Records:
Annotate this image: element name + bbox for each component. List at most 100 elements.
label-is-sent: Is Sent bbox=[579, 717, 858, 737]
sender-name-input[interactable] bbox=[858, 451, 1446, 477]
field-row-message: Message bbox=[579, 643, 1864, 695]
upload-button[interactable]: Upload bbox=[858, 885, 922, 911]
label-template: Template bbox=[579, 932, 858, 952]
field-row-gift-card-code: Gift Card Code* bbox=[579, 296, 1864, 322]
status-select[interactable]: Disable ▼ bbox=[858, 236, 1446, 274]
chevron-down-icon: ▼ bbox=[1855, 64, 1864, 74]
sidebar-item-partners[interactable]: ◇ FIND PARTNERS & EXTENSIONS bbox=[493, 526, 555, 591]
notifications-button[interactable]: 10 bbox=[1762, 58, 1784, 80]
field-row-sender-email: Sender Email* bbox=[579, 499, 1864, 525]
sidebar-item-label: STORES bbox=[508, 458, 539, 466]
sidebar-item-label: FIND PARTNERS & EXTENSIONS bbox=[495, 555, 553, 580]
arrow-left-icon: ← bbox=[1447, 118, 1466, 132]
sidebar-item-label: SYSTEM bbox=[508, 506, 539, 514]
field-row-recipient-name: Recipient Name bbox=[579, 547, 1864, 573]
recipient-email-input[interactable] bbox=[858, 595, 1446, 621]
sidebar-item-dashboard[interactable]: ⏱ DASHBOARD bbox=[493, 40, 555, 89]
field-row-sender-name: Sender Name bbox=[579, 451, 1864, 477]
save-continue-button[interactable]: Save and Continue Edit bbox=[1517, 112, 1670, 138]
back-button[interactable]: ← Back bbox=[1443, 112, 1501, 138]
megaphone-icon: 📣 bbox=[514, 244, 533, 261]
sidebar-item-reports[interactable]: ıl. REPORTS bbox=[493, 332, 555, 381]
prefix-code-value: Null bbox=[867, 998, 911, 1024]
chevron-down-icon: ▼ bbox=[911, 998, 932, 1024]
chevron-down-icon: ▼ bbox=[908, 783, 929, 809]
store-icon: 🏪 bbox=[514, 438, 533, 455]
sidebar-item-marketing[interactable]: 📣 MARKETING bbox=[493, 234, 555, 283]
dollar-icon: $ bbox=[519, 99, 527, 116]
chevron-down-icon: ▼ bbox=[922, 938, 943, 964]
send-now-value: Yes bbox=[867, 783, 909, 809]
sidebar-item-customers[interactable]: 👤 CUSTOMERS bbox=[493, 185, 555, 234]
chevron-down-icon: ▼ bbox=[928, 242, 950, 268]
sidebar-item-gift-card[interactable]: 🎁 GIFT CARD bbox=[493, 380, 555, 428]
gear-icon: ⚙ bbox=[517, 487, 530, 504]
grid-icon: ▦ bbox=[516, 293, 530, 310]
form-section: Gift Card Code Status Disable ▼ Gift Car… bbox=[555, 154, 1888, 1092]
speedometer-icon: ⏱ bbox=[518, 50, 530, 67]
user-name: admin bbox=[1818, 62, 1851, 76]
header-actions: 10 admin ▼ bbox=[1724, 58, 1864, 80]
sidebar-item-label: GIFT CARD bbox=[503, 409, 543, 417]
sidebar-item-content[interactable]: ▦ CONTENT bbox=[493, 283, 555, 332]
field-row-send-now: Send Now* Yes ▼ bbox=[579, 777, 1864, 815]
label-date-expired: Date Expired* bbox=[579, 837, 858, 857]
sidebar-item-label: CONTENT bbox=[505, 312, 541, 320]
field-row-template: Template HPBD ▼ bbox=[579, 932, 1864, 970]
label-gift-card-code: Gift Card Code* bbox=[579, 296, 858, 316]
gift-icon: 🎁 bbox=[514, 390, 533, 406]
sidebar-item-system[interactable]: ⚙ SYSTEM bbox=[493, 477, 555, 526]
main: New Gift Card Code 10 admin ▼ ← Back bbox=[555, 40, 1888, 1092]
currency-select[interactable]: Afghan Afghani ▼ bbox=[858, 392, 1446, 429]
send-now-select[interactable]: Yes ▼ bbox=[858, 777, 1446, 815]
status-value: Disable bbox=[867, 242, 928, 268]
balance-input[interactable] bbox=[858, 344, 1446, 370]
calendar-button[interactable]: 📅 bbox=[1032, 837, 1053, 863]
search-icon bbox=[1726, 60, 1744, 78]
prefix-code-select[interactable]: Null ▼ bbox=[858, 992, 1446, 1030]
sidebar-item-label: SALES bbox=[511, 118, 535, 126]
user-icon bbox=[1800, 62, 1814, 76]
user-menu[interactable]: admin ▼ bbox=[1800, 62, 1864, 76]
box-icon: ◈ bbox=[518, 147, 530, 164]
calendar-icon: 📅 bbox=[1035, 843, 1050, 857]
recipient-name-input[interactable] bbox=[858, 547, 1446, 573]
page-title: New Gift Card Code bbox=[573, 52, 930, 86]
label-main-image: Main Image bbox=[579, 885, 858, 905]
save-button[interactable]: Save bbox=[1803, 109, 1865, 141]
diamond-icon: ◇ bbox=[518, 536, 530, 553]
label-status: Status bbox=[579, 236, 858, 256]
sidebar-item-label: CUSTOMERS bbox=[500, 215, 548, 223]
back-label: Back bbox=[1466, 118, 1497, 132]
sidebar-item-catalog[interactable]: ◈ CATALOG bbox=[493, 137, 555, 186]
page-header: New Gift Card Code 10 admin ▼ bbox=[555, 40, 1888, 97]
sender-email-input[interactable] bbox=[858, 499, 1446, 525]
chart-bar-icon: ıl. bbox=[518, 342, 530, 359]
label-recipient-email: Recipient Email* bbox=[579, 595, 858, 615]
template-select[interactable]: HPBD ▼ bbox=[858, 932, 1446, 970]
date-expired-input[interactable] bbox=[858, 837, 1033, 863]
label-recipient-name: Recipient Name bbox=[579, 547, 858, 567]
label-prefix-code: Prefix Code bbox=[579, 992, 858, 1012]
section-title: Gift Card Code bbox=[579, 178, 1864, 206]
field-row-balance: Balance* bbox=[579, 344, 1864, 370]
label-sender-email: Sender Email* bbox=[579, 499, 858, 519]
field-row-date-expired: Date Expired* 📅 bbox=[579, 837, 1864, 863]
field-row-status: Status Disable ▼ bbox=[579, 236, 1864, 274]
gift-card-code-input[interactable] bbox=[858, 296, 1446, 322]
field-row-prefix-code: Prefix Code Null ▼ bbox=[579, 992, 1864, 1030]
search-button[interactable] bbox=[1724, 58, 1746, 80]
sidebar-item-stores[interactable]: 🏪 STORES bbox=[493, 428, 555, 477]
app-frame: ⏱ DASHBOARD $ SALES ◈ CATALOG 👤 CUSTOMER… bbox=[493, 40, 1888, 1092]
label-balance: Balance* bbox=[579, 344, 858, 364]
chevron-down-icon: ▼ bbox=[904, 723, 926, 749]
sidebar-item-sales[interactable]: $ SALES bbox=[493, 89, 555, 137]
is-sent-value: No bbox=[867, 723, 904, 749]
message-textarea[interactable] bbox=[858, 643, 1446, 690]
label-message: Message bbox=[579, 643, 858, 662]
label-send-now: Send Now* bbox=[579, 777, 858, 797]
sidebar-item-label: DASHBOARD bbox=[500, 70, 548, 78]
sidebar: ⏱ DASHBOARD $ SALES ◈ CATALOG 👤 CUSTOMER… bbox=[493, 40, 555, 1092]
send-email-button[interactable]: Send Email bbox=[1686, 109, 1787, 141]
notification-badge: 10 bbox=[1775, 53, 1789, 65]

Problem: Rewrite the records from the start through the line that contains "store-icon: 🏪 bbox=[514, 438, 533, 455]", changing "Null" to "None" and leaving everything else as it is.

Full answer:
Annotate this image: element name + bbox for each component. List at most 100 elements.
label-is-sent: Is Sent bbox=[579, 717, 858, 737]
sender-name-input[interactable] bbox=[858, 451, 1446, 477]
field-row-message: Message bbox=[579, 643, 1864, 695]
upload-button[interactable]: Upload bbox=[858, 885, 922, 911]
label-template: Template bbox=[579, 932, 858, 952]
field-row-gift-card-code: Gift Card Code* bbox=[579, 296, 1864, 322]
status-select[interactable]: Disable ▼ bbox=[858, 236, 1446, 274]
chevron-down-icon: ▼ bbox=[1855, 64, 1864, 74]
sidebar-item-partners[interactable]: ◇ FIND PARTNERS & EXTENSIONS bbox=[493, 526, 555, 591]
notifications-button[interactable]: 10 bbox=[1762, 58, 1784, 80]
field-row-sender-email: Sender Email* bbox=[579, 499, 1864, 525]
sidebar-item-label: STORES bbox=[508, 458, 539, 466]
sidebar-item-label: FIND PARTNERS & EXTENSIONS bbox=[495, 555, 553, 580]
arrow-left-icon: ← bbox=[1447, 118, 1466, 132]
sidebar-item-label: SYSTEM bbox=[508, 506, 539, 514]
field-row-recipient-name: Recipient Name bbox=[579, 547, 1864, 573]
recipient-email-input[interactable] bbox=[858, 595, 1446, 621]
sidebar-item-dashboard[interactable]: ⏱ DASHBOARD bbox=[493, 40, 555, 89]
field-row-sender-name: Sender Name bbox=[579, 451, 1864, 477]
save-continue-button[interactable]: Save and Continue Edit bbox=[1517, 112, 1670, 138]
back-button[interactable]: ← Back bbox=[1443, 112, 1501, 138]
megaphone-icon: 📣 bbox=[514, 244, 533, 261]
sidebar-item-reports[interactable]: ıl. REPORTS bbox=[493, 332, 555, 381]
prefix-code-value: None bbox=[867, 998, 911, 1024]
chevron-down-icon: ▼ bbox=[911, 998, 932, 1024]
chevron-down-icon: ▼ bbox=[908, 783, 929, 809]
store-icon: 🏪 bbox=[514, 438, 533, 455]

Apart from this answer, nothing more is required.